EXTRACT —

++++++++++

Comment of the Day: Testing Time for Spreadsheets: "I'm biased as a MathWorks employee...:
...but you may want to look into MATLAB. It is really strong in the kinds of data analysis and plotting that econ students need to do. MATLAB has a pretty non-programmer friendly editor and model that helps new users.
Jeff Dutky: "By all means steer your students away from spreadsheets...
...and toward more traditional programming languages (both R and MATLAB count as traditional programming languages here) that can be better documented, tested, and verified than a spreadsheet can. Building spreadsheets is akin to programming in assembly language: too little abstraction to be comprehensible on anything but toy problems.
Jorgensen: "Spreadsheets are a wonderful tool for simple mathematical and financial analysis...
...I use spreadsheets regularly for small (<1,000 records) simple ad hoc flat file databases - and for that too they are a wonderful tool.
The problems seem to come when people who are not really mathematically sophisticated build models in a spreadsheet that then grow in an undisciplined fashion to something that is unmanageable. I think that anyone going into economics or business should know how to use a spreadsheet but they need to be told of its limits and the need to move to more sophisticated tools for larger, more complicated, models.
JP Morgan lost $2 Billion dollars in the "London Whale" incident because of a programming error in a spreadsheet that had grown too large and complex.
Phil Koop said: "It may be that you ought to have your students do problem sets in R instead of Excel...
...but Lisa Pollack's observation, fine as it is, has no bearing on the matter.
I develop software for a living. Software that does abstract statistical modeling, complex data transformation and presentation. I don't use R for this but I sure as heck don't use Excel. Nevertheless, I use Excel all the time for small side calculations as I work. Sometimes I might use a tool like R or Matlab to prototype a model. R can also be useful for vetting a model by duplicating a statistical algorithm cheaply. But often Excel is the best tool for model vetting. One reason for this is that it is often the best way to communicate an algorithm or clearly demonstrate one. This is only partly because of lingua franca; although systems implemented in spreadsheets are generally opaque, a spreadsheet is often the most transparent way to implement a single clearly defined algorithm.
So whether R or Excel is the best tool depends on the nature of the problems you set. Of course, if you goal is for your students to learn R, problems for which R is a poor tool may nevertheless be a good means to that end, just as a "hello world" program is a good way of learning certain structural aspects of a programming system, even though not the best way of printing the words "hello world." Reply August 12, 2015 at 02:42 PM
Best Practices: "One of the standard practices in a good software development life cycle...

++++++++++

DATA EXTRACTS —

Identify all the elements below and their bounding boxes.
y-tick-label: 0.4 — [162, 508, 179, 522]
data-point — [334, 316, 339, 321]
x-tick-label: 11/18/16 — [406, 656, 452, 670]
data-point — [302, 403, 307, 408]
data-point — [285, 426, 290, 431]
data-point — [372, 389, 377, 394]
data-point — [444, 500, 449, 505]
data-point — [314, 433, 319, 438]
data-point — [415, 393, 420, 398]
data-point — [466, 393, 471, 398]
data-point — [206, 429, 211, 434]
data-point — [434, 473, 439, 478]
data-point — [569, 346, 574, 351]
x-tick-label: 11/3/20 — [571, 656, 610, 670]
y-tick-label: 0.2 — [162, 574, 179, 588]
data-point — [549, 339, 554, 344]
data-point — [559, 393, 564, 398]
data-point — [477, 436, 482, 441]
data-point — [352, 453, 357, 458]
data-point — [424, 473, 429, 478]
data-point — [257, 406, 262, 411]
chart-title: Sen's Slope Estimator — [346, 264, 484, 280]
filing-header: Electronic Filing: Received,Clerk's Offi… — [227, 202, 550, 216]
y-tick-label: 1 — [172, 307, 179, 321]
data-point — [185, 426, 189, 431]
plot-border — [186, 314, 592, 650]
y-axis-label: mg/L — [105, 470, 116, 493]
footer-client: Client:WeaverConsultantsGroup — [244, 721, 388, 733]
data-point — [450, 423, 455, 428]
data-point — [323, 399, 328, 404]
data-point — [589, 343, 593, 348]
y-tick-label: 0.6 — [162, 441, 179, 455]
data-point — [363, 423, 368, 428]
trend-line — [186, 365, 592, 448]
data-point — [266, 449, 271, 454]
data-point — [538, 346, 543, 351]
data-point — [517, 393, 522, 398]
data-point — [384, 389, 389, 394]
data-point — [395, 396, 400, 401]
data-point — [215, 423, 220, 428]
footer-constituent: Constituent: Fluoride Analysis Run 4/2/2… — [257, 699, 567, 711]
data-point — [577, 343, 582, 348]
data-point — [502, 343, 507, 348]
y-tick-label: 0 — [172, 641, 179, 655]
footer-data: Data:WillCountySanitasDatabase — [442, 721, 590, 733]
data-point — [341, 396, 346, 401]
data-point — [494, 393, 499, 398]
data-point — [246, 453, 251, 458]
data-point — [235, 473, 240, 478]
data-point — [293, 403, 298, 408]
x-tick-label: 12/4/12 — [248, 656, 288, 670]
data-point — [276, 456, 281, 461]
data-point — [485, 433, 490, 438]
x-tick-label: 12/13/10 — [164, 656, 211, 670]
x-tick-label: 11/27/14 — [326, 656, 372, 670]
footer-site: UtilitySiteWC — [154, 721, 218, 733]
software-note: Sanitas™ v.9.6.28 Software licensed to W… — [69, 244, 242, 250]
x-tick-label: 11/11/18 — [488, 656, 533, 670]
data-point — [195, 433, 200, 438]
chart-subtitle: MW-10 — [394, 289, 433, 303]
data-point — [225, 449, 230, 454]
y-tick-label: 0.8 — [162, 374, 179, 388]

++++++++++

LIST OF TASKS —
1. List every software program named in the comments on spreadsheets.
2. Continue the comments on spreadsheets from the point where the text stops.

TASK RESULTS —
1.
MATLAB
R
Excel

2.
...is unit testing. There are unit testing frameworks for both R and Excel. Students should be expected to use these to show that their solutions produce correct outputs for a standard set of inputs relevant to the problem regardless of the language used. See: https://en.wikipedia.org/wiki/Unit_testinghttp://c2.com/cgi/wiki?TestDrivenDevelopment. Unit testing framework for R: http://sourceforge.net/projects/runit/, or Excel: http://www.sourcecodeonline.com/code/vba_tic_tac_toe-3.html
A: "That anything of importance depends on an Excel spreadsheet calculation...
...is really scary. (And do you really want to share Excel spreadsheets with macros enabled? May be a new route for spreading disasters.)--
After programming in C++ I found MatLab easy to use (but it is commercial - requires you to pay). My daughter's Biology (college) class had students draw some graphs with R, so that must be easy enough.--
But I am surprised nobody mentioned Python https://www.python.org/
which comes with various scientific/plotting packages http://scipy.org/> and there is a nice (matLab-like) IDE called Spyder included e.g. in the 'Anaconda' distribution https://store.continuum.io/cshop/anaconda/. I had thought that students in quantitative majors nowadays all know Python. (I even remember Prof. DeLong mentioning it in some post.)
Derrida Derider: "I'd defend Excel...
...It's got quite good auditing, testing and documenting tools these days - BUT YOU HAVE TO USE THEM. Also it can handle much more complex and larger data than a few years ago. Sure if they go on to do more Econ or other quantitative subjects they'll need other tools, but it is an amazingly flexible and versatile thing. Plus for good or ill they will definitely encounter it in their future workplace. But do tell your students you'll require evidence they've structured, tested and documented their work.